PROBLEM STATEMENT: Determine the number of lines in the listing below where the string "Index" occurs; answer with the number alone.

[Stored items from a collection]
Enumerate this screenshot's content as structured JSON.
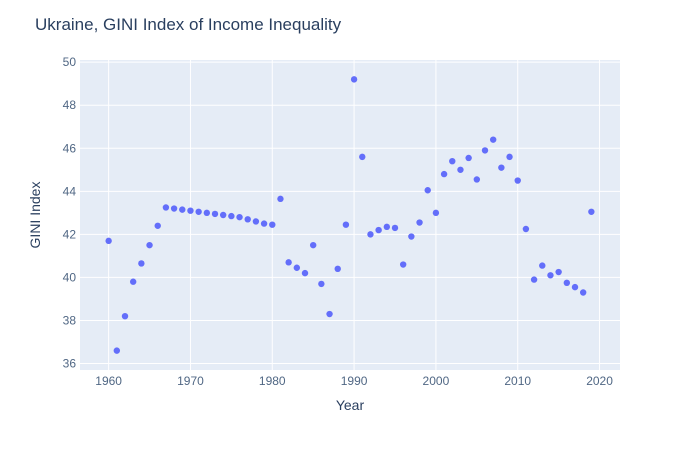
{
  "chart_data": {
    "type": "scatter",
    "title": "Ukraine, GINI Index of Income Inequality",
    "xlabel": "Year",
    "ylabel": "GINI Index",
    "xlim": [
      1956.5,
      2022.5
    ],
    "ylim": [
      35.7,
      50.1
    ],
    "x_ticks": [
      1960,
      1970,
      1980,
      1990,
      2000,
      2010,
      2020
    ],
    "y_ticks": [
      36,
      38,
      40,
      42,
      44,
      46,
      48,
      50
    ],
    "grid": true,
    "legend": "none",
    "colors": {
      "marker": "#636efa",
      "plot_bg": "#e5ecf6",
      "grid": "#ffffff",
      "text": "#2a3f5f",
      "tick_text": "#506784"
    },
    "series": [
      {
        "x": [
          1960,
          1961,
          1962,
          1963,
          1964,
          1965,
          1966,
          1967,
          1968,
          1969,
          1970,
          1971,
          1972,
          1973,
          1974,
          1975,
          1976,
          1977,
          1978,
          1979,
          1980,
          1981,
          1982,
          1983,
          1984,
          1985,
          1986,
          1987,
          1988,
          1989,
          1990,
          1991,
          1992,
          1993,
          1994,
          1995,
          1996,
          1997,
          1998,
          1999,
          2000,
          2001,
          2002,
          2003,
          2004,
          2005,
          2006,
          2007,
          2008,
          2009,
          2010,
          2011,
          2012,
          2013,
          2014,
          2015,
          2016,
          2017,
          2018,
          2019
        ],
        "y": [
          41.7,
          36.6,
          38.2,
          39.8,
          40.65,
          41.5,
          42.4,
          43.25,
          43.2,
          43.15,
          43.1,
          43.05,
          43.0,
          42.95,
          42.9,
          42.85,
          42.8,
          42.7,
          42.6,
          42.5,
          42.45,
          43.65,
          40.7,
          40.45,
          40.2,
          41.5,
          39.7,
          38.3,
          40.4,
          42.45,
          49.2,
          45.6,
          42.0,
          42.2,
          42.35,
          42.3,
          40.6,
          41.9,
          42.55,
          44.05,
          43.0,
          44.8,
          45.4,
          45.0,
          45.55,
          44.55,
          45.9,
          46.4,
          45.1,
          45.6,
          44.5,
          42.25,
          39.9,
          40.55,
          40.1,
          40.25,
          39.75,
          39.55,
          39.3,
          43.05
        ]
      }
    ]
  }
}
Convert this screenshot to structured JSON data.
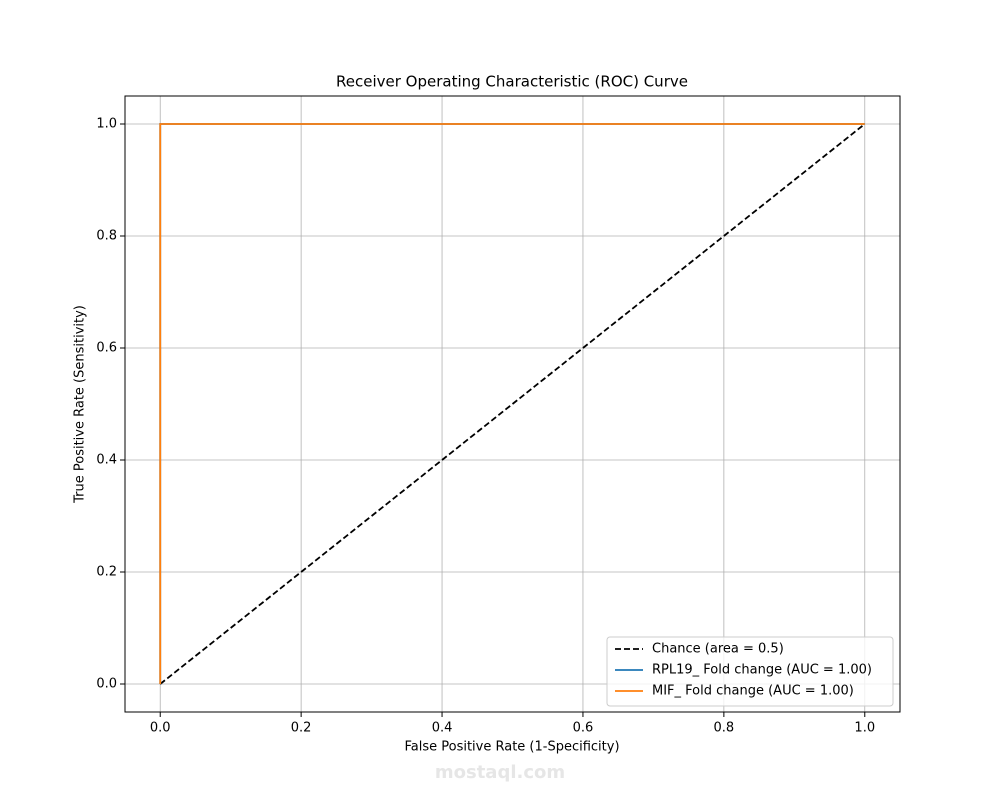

SOLVED PROBLEM: 2